**Data items**
━━━━━━
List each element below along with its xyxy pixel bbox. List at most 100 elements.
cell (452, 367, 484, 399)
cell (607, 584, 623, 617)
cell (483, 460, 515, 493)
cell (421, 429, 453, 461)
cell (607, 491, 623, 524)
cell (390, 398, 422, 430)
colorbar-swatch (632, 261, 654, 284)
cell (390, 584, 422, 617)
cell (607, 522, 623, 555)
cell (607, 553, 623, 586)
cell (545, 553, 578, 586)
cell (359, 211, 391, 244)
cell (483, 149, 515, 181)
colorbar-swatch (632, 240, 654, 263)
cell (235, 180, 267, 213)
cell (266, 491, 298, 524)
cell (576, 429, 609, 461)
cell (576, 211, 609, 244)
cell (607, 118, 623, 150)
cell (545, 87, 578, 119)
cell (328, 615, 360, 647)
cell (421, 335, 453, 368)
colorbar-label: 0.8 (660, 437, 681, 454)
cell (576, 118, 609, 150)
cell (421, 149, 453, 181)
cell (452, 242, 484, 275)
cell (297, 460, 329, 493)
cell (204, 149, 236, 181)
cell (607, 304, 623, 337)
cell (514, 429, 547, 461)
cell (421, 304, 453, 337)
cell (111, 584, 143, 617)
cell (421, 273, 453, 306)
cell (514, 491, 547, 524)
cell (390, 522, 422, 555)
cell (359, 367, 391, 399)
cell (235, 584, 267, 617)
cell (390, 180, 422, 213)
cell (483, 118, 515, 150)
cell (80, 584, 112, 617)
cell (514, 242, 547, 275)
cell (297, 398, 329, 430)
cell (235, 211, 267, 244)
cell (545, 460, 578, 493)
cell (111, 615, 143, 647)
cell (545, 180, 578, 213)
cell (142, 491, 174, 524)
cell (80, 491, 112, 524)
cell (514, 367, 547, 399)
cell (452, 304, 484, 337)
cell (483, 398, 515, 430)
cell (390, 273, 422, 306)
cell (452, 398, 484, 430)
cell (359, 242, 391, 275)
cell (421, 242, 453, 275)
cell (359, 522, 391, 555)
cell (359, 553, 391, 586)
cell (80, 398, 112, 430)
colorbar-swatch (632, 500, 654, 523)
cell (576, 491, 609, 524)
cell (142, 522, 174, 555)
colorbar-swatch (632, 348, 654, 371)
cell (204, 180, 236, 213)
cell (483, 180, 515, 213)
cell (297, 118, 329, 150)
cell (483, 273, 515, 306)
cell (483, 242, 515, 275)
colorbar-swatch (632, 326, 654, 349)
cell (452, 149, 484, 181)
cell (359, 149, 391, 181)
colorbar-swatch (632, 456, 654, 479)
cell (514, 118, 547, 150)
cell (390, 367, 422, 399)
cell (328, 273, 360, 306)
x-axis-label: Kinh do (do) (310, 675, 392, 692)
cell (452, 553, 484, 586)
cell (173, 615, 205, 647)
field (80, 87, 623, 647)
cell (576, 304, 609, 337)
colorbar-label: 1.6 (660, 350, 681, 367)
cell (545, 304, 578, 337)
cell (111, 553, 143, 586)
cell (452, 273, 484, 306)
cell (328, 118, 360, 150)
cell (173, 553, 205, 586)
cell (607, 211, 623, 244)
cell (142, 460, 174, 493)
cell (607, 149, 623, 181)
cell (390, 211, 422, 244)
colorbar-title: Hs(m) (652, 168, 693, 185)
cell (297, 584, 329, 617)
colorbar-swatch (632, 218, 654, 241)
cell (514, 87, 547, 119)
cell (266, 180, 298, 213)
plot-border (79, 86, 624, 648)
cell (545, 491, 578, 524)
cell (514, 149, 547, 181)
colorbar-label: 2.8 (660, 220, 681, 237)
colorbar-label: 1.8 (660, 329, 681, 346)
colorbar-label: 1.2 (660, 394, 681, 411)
━━━━━━
**Set problem**
Reproduce the data items above line for line, with no changes.

**Finished answer**
List each element below along with its xyxy pixel bbox. List at most 100 elements.
cell (452, 367, 484, 399)
cell (607, 584, 623, 617)
cell (483, 460, 515, 493)
cell (421, 429, 453, 461)
cell (607, 491, 623, 524)
cell (390, 398, 422, 430)
colorbar-swatch (632, 261, 654, 284)
cell (390, 584, 422, 617)
cell (607, 522, 623, 555)
cell (607, 553, 623, 586)
cell (545, 553, 578, 586)
cell (359, 211, 391, 244)
cell (483, 149, 515, 181)
colorbar-swatch (632, 240, 654, 263)
cell (235, 180, 267, 213)
cell (266, 491, 298, 524)
cell (576, 429, 609, 461)
cell (576, 211, 609, 244)
cell (607, 118, 623, 150)
cell (545, 87, 578, 119)
cell (328, 615, 360, 647)
cell (421, 335, 453, 368)
colorbar-label: 0.8 (660, 437, 681, 454)
cell (576, 118, 609, 150)
cell (421, 149, 453, 181)
cell (452, 242, 484, 275)
cell (297, 460, 329, 493)
cell (204, 149, 236, 181)
cell (607, 304, 623, 337)
cell (514, 429, 547, 461)
cell (421, 304, 453, 337)
cell (111, 584, 143, 617)
cell (421, 273, 453, 306)
cell (514, 491, 547, 524)
cell (390, 522, 422, 555)
cell (359, 367, 391, 399)
cell (235, 584, 267, 617)
cell (390, 180, 422, 213)
cell (483, 118, 515, 150)
cell (80, 584, 112, 617)
cell (514, 242, 547, 275)
cell (297, 398, 329, 430)
cell (235, 211, 267, 244)
cell (545, 460, 578, 493)
cell (111, 615, 143, 647)
cell (545, 180, 578, 213)
cell (142, 491, 174, 524)
cell (80, 491, 112, 524)
cell (514, 367, 547, 399)
cell (452, 304, 484, 337)
cell (483, 398, 515, 430)
cell (390, 273, 422, 306)
cell (452, 398, 484, 430)
cell (359, 242, 391, 275)
cell (421, 242, 453, 275)
cell (359, 522, 391, 555)
cell (359, 553, 391, 586)
cell (80, 398, 112, 430)
colorbar-swatch (632, 500, 654, 523)
cell (576, 491, 609, 524)
cell (142, 522, 174, 555)
colorbar-swatch (632, 348, 654, 371)
cell (204, 180, 236, 213)
cell (483, 180, 515, 213)
cell (297, 118, 329, 150)
cell (483, 273, 515, 306)
cell (483, 242, 515, 275)
colorbar-swatch (632, 326, 654, 349)
cell (452, 149, 484, 181)
cell (359, 149, 391, 181)
colorbar-swatch (632, 456, 654, 479)
cell (514, 118, 547, 150)
cell (390, 367, 422, 399)
cell (328, 273, 360, 306)
x-axis-label: Kinh do (do) (310, 675, 392, 692)
cell (452, 553, 484, 586)
cell (173, 615, 205, 647)
field (80, 87, 623, 647)
cell (576, 304, 609, 337)
colorbar-label: 1.6 (660, 350, 681, 367)
cell (545, 304, 578, 337)
cell (111, 553, 143, 586)
cell (452, 273, 484, 306)
cell (328, 118, 360, 150)
cell (173, 553, 205, 586)
cell (607, 211, 623, 244)
cell (142, 460, 174, 493)
cell (607, 149, 623, 181)
cell (390, 211, 422, 244)
colorbar-title: Hs(m) (652, 168, 693, 185)
cell (297, 584, 329, 617)
colorbar-swatch (632, 218, 654, 241)
cell (514, 87, 547, 119)
cell (266, 180, 298, 213)
plot-border (79, 86, 624, 648)
cell (545, 491, 578, 524)
cell (514, 149, 547, 181)
colorbar-label: 2.8 (660, 220, 681, 237)
colorbar-label: 1.8 (660, 329, 681, 346)
colorbar-label: 1.2 (660, 394, 681, 411)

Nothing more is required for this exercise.